Goal of the exercise — Which lines below hold the word "Source"? Copy all of them.

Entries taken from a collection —
***

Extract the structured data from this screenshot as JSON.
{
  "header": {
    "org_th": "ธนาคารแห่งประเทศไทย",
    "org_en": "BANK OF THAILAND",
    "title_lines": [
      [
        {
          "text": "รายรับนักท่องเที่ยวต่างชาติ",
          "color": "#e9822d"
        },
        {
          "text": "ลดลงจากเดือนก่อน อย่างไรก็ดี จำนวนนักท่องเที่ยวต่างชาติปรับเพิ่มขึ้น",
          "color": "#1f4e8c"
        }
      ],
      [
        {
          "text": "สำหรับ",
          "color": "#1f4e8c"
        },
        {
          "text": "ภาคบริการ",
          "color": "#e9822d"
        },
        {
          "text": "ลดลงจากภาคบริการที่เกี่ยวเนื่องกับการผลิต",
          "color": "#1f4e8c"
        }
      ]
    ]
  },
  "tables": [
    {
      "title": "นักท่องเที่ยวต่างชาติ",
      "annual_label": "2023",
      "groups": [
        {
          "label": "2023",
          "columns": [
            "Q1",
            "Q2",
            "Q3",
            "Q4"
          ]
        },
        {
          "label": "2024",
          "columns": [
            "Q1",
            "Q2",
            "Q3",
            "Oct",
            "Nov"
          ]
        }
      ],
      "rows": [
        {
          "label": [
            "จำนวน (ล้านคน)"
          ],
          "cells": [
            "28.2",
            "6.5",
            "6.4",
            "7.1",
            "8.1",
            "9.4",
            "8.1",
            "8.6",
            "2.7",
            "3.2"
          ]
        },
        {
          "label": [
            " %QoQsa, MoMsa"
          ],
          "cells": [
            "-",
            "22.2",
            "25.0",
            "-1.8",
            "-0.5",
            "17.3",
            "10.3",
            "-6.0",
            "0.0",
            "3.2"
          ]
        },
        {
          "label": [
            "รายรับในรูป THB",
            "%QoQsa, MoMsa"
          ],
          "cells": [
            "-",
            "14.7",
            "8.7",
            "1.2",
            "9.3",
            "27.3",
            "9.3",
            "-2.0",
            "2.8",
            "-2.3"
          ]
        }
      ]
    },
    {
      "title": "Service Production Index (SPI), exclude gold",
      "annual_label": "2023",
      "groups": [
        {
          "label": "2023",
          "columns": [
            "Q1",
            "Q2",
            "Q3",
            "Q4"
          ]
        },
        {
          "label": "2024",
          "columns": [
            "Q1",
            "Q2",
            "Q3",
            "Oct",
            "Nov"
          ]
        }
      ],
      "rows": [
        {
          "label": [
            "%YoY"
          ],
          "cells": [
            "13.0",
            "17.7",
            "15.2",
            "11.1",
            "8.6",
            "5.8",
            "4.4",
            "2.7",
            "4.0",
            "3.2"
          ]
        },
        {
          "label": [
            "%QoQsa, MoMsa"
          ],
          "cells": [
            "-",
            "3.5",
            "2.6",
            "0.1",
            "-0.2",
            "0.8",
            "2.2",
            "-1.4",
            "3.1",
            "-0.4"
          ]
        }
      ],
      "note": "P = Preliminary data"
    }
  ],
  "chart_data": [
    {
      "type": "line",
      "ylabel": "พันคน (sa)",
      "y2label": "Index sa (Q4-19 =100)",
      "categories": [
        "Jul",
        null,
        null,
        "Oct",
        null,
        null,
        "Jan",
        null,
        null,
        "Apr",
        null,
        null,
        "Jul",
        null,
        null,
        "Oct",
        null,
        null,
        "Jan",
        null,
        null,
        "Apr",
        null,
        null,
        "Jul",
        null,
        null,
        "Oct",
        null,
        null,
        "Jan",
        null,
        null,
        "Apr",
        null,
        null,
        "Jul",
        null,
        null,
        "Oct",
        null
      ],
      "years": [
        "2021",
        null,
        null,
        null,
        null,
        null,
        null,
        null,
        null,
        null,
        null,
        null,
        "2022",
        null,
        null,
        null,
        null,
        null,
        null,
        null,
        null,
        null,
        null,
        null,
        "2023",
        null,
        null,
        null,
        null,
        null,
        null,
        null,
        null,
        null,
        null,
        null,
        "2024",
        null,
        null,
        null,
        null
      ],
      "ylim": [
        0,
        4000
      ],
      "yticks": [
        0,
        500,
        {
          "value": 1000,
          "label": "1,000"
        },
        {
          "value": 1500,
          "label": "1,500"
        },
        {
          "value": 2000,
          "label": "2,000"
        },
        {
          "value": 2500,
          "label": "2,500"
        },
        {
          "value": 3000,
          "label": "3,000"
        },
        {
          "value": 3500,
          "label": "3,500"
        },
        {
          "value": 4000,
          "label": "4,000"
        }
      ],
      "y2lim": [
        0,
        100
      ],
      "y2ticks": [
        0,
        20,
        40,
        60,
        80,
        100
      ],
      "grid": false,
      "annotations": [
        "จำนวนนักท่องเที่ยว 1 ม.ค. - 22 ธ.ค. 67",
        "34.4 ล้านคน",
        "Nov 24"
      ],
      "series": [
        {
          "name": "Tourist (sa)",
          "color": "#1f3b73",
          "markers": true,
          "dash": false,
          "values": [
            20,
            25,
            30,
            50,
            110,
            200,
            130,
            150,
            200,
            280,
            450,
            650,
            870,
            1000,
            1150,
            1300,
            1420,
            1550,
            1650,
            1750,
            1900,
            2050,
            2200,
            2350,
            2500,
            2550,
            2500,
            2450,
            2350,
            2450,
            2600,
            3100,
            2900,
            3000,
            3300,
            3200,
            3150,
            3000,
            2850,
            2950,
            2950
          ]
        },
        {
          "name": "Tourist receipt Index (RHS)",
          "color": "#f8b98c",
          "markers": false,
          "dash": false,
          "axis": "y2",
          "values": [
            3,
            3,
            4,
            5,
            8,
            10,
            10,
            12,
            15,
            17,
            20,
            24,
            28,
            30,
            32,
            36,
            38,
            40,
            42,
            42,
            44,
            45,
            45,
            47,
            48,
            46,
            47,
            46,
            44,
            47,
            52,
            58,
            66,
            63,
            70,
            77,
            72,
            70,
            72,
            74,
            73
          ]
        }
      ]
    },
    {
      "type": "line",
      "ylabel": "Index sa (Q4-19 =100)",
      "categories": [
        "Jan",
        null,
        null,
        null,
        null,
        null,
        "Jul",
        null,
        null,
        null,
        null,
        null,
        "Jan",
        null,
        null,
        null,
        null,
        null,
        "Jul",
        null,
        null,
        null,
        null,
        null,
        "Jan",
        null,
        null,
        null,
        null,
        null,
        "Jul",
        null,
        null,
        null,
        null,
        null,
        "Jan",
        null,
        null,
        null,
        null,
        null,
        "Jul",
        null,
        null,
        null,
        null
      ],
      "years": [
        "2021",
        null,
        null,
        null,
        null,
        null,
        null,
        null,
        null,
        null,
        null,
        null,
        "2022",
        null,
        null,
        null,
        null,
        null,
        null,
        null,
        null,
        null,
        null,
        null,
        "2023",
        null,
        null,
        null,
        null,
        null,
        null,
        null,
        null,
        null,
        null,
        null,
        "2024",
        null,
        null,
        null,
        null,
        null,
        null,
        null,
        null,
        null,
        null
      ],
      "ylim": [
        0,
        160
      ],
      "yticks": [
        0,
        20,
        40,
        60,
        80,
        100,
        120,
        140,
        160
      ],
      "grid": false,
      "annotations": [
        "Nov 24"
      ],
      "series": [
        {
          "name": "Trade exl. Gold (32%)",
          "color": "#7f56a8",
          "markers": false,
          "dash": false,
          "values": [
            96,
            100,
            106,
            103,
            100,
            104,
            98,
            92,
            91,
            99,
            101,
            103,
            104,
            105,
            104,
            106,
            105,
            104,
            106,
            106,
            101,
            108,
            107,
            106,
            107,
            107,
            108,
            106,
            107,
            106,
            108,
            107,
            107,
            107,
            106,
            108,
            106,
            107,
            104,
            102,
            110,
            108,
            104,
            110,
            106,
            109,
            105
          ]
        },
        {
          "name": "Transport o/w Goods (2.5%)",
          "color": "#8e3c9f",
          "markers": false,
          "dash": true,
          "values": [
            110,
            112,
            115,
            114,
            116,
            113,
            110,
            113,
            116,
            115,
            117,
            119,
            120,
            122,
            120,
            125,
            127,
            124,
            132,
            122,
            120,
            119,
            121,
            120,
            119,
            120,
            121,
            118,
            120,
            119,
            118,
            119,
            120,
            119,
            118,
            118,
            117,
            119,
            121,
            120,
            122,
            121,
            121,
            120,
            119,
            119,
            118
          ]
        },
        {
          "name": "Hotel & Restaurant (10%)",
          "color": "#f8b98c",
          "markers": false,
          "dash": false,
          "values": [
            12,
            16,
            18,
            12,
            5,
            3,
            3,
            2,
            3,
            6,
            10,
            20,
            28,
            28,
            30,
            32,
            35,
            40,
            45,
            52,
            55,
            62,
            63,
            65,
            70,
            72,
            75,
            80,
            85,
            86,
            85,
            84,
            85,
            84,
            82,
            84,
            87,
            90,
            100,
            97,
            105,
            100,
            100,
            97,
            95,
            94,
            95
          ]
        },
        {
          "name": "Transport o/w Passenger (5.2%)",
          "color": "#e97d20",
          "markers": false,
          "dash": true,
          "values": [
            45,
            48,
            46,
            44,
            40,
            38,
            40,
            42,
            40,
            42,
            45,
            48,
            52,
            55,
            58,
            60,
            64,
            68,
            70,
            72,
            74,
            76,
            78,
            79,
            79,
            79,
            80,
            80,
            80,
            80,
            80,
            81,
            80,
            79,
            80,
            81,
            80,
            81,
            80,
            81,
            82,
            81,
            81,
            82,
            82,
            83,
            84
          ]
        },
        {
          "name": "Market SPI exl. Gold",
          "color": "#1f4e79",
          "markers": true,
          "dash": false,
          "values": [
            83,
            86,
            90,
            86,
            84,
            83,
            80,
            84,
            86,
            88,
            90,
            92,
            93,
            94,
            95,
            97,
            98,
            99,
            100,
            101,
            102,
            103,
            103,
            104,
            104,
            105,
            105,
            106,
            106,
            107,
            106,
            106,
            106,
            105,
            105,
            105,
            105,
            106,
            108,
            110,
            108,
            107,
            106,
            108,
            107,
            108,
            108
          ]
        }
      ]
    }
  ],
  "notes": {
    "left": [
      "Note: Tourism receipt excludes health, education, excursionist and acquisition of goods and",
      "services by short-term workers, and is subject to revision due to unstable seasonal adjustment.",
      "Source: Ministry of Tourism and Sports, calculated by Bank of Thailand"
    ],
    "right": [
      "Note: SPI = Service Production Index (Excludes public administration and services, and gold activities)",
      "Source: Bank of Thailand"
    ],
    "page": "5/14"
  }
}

***

The reply —
      "Source: Ministry of Tourism and Sports, calculated by Bank of Thailand"
      "Source: Bank of Thailand"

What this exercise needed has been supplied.